| PROBLEMS |
a - In the review of the Beecher family biography, how many children did Lyman Beecher have?
b - From the review of the Beecher family biography, reproduce the stretch from "A lively biography" through "the Beecher family.".
c - Turn the paragraph in the review of the Beecher family biography that begins "Nearly everyone has heard the name" into a short bulleted list that keeps its main facts.

| DOCUMENT EXTRACT |
A lively biography of an influential 19th century family

Everyone likely has their own opinion about the most influential family in U.S. history. Obbie Tyler Todd, currently pastor of the Third Baptist Church in Marion, Illinois and adjunct professor of church history at New Orleans Baptist Theological Seminary, argues that this title belongs to the Beecher family.

Nearly everyone has heard the name Harriet Beecher Stowe. Uncle Tom’s Cabin was one of the first runaway bestsellers of the nineteenth century and played a seminal role in helping to develop many people’s antislavery sentiments. But Harriet was only one of eleven Beecher children. Her siblings included Henry Ward Beecher, the famous pastor of Plymouth Church in Brooklyn, and Catherine Beecher, the founder of home economics. Their father, Lyman Beecher, among the most famous clergymen of his day, was “a theological innovator in the tradition of Jonathan Edwards who stressed the value of human ability and the importance of spiritual aid and civic responsibility” (5). Lyman Beecher’s goal, Todd contends, was nothing less than the spiritual and moral reform of the United States. His children shared this goal and reform essentially became the Beecher family business. Indeed, “if the impulse to construct America into a theocratic republican society was the driving force behind Lyman Beecher’s entire ministry, this same desire to compel others toward a moral and theological vision manifested itself early on in almost all of his children” (7-8).

Lyman Beecher’s story is the story of evangelicalism in the early republic. But it is hard to tell the story of Lyman Beecher and not tell the story of the entire Beecher family, which Todd does in this lively biography. “In the golden age of oratory and print,” he argues, “the Beechers were, one could argue, the most recognizable family in nineteenth-century America” (10).

| RECORD EXTRACTS |
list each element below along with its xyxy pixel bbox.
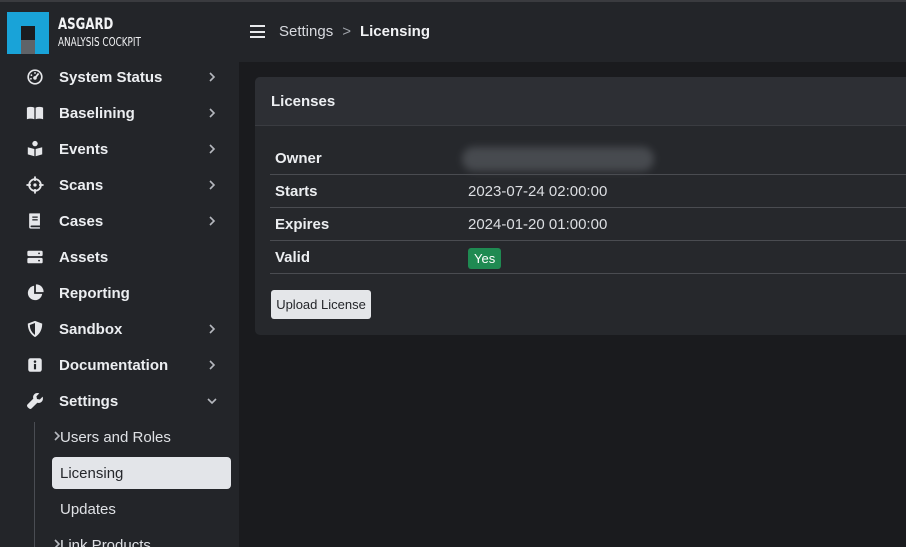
brand[interactable]: ASGARD ANALYSIS COCKPIT	[7, 12, 227, 54]
chevron-right-icon	[206, 143, 218, 155]
wrench-icon	[25, 391, 45, 411]
sidebar-item-sandbox[interactable]: Sandbox	[0, 311, 239, 347]
chevron-right-icon	[206, 107, 218, 119]
book-icon	[25, 103, 45, 123]
sidebar-item-label: Documentation	[59, 356, 169, 374]
sidebar-subitem-licensing[interactable]: Licensing	[52, 457, 231, 489]
sidebar-subitem-updates[interactable]: Updates	[52, 493, 231, 525]
chevron-right-icon	[206, 215, 218, 227]
sidebar-item-reporting[interactable]: Reporting	[0, 275, 239, 311]
breadcrumb-current: Licensing	[359, 23, 430, 40]
sidebar-subitem-users-and-roles[interactable]: Users and Roles	[52, 421, 231, 453]
sidebar-subitem-link-products[interactable]: Link Products	[52, 529, 231, 547]
sidebar-item-settings[interactable]: Settings	[0, 383, 239, 419]
sidebar-item-label: Settings	[59, 392, 119, 410]
chevron-right-icon	[206, 359, 218, 371]
asgard-logo	[7, 12, 49, 54]
sidebar-item-label: Events	[59, 140, 109, 158]
sidebar-item-documentation[interactable]: Documentation	[0, 347, 239, 383]
valid-status-badge: Yes	[468, 248, 502, 269]
breadcrumb-settings[interactable]: Settings	[279, 23, 333, 40]
shield-icon	[25, 319, 45, 339]
row-value: 2023-07-24 02:00:00	[468, 183, 608, 200]
sidebar-subitem-label: Updates	[60, 500, 116, 518]
sidebar-item-cases[interactable]: Cases	[0, 203, 239, 239]
chevron-right-icon	[206, 71, 218, 83]
sidebar-item-label: Reporting	[59, 284, 130, 302]
row-key: Valid	[275, 249, 311, 266]
row-key: Expires	[275, 216, 330, 233]
crosshairs-icon	[25, 175, 45, 195]
sidebar-item-label: Assets	[59, 248, 109, 266]
row-key: Owner	[275, 150, 322, 167]
chevron-right-icon	[206, 179, 218, 191]
sidebar-item-scans[interactable]: Scans	[0, 167, 239, 203]
sidebar-subitem-label: Licensing	[60, 464, 124, 482]
brand-title: ASGARD	[58, 14, 114, 33]
breadcrumb: Settings > Licensing	[279, 23, 430, 40]
info-icon	[25, 355, 45, 375]
sidebar-item-label: Sandbox	[59, 320, 123, 338]
row-key: Starts	[275, 183, 318, 200]
upload-license-button[interactable]: Upload License	[271, 290, 371, 319]
chevron-right-icon	[206, 323, 218, 335]
card-title: Licenses	[271, 93, 336, 110]
breadcrumb-separator: >	[342, 23, 351, 40]
server-icon	[25, 247, 45, 267]
pie-chart-icon	[25, 283, 45, 303]
sidebar-item-label: System Status	[59, 68, 163, 86]
reader-icon	[25, 139, 45, 159]
license-row-expires: Expires 2024-01-20 01:00:00	[270, 208, 906, 241]
sidebar-item-events[interactable]: Events	[0, 131, 239, 167]
sidebar-item-system-status[interactable]: System Status	[0, 59, 239, 95]
sidebar-subitem-label: Link Products	[60, 536, 151, 547]
sidebar-item-label: Cases	[59, 212, 104, 230]
sidebar-subitem-label: Users and Roles	[60, 428, 171, 446]
row-value: 2024-01-20 01:00:00	[468, 216, 608, 233]
settings-subtree-line	[34, 422, 35, 547]
chevron-down-icon	[206, 395, 218, 407]
sidebar-item-baselining[interactable]: Baselining	[0, 95, 239, 131]
menu-toggle-icon[interactable]	[250, 25, 265, 38]
gauge-icon	[25, 67, 45, 87]
sidebar-item-label: Baselining	[59, 104, 135, 122]
top-header: Settings > Licensing	[239, 2, 906, 62]
brand-subtitle: ANALYSIS COCKPIT	[58, 35, 141, 49]
owner-value-redacted	[462, 147, 654, 171]
card-header: Licenses	[255, 77, 906, 126]
sidebar-item-label: Scans	[59, 176, 104, 194]
sidebar: ASGARD ANALYSIS COCKPIT System Status Ba…	[0, 2, 239, 547]
sidebar-item-assets[interactable]: Assets	[0, 239, 239, 275]
license-row-starts: Starts 2023-07-24 02:00:00	[270, 175, 906, 208]
license-row-valid: Valid Yes	[270, 241, 906, 274]
license-row-owner: Owner	[270, 142, 906, 175]
notebook-icon	[25, 211, 45, 231]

| ANSWERS IN ORDER |
a - Eleven.

b -
A lively biography of an influential 19th century family

Everyone likely has their own opinion about the most influential family in U.S. history. Obbie Tyler Todd, currently pastor of the Third Baptist Church in Marion, Illinois and adjunct professor of church history at New Orleans Baptist Theological Seminary, argues that this title belongs to the Beecher family.

c -
- Harriet Beecher Stowe is widely known. Her book Uncle Tom's Cabin was one of the first runaway bestsellers of the nineteenth century and helped shape many people's antislavery views.
- She was one of eleven Beecher children. Her siblings included Henry Ward Beecher, the famous pastor of Plymouth Church in Brooklyn, and Catherine Beecher, the founder of home economics.
- Their father, Lyman Beecher, was among the most famous clergymen of his day. He was a theological innovator in the tradition of Jonathan Edwards who stressed human ability, spiritual aid and civic responsibility.
- Todd argues that Lyman's goal was the spiritual and moral reform of the United States. His children shared this goal, and reform became the family business.
- The desire to push others toward a moral and theological vision showed up early in almost all of his children.